> _Task to complete_:
Print all of the data exactly as written.

> _Provided records_:
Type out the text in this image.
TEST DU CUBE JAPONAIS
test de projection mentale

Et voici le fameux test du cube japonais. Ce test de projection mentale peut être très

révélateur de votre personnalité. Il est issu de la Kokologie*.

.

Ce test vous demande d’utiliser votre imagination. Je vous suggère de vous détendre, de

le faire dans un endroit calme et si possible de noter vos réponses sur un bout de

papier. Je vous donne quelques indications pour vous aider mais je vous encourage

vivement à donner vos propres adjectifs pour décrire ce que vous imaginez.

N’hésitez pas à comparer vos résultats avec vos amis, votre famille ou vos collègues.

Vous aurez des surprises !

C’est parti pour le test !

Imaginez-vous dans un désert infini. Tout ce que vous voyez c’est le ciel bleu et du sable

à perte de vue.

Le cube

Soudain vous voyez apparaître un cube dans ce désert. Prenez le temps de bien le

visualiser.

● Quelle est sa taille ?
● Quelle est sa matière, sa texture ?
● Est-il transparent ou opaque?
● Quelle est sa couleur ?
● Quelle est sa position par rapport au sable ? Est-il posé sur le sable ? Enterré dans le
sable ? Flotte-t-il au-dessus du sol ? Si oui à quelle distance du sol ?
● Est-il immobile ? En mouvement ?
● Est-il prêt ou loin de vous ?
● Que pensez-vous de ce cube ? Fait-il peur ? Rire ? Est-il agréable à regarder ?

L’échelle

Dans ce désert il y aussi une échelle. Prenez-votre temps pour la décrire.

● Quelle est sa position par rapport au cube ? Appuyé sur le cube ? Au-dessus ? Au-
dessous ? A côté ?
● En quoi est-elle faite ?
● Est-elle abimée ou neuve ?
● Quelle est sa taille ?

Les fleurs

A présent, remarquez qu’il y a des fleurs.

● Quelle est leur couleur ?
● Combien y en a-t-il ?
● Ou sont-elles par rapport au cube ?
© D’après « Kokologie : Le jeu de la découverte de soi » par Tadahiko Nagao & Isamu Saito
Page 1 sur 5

> _Solution to this problem_:
Type out the text in this image.
TEST DU CUBE JAPONAIS
test de projection mentale

Et voici le fameux test du cube japonais. Ce test de projection mentale peut être très

révélateur de votre personnalité. Il est issu de la Kokologie*.

.

Ce test vous demande d’utiliser votre imagination. Je vous suggère de vous détendre, de

le faire dans un endroit calme et si possible de noter vos réponses sur un bout de

papier. Je vous donne quelques indications pour vous aider mais je vous encourage

vivement à donner vos propres adjectifs pour décrire ce que vous imaginez.

N’hésitez pas à comparer vos résultats avec vos amis, votre famille ou vos collègues.

Vous aurez des surprises !

C’est parti pour le test !

Imaginez-vous dans un désert infini. Tout ce que vous voyez c’est le ciel bleu et du sable

à perte de vue.

Le cube

Soudain vous voyez apparaître un cube dans ce désert. Prenez le temps de bien le

visualiser.

● Quelle est sa taille ?
● Quelle est sa matière, sa texture ?
● Est-il transparent ou opaque?
● Quelle est sa couleur ?
● Quelle est sa position par rapport au sable ? Est-il posé sur le sable ? Enterré dans le
sable ? Flotte-t-il au-dessus du sol ? Si oui à quelle distance du sol ?
● Est-il immobile ? En mouvement ?
● Est-il prêt ou loin de vous ?
● Que pensez-vous de ce cube ? Fait-il peur ? Rire ? Est-il agréable à regarder ?

L’échelle

Dans ce désert il y aussi une échelle. Prenez-votre temps pour la décrire.

● Quelle est sa position par rapport au cube ? Appuyé sur le cube ? Au-dessus ? Au-
dessous ? A côté ?
● En quoi est-elle faite ?
● Est-elle abimée ou neuve ?
● Quelle est sa taille ?

Les fleurs

A présent, remarquez qu’il y a des fleurs.

● Quelle est leur couleur ?
● Combien y en a-t-il ?
● Ou sont-elles par rapport au cube ?
© D’après « Kokologie : Le jeu de la découverte de soi » par Tadahiko Nagao & Isamu Saito
Page 1 sur 5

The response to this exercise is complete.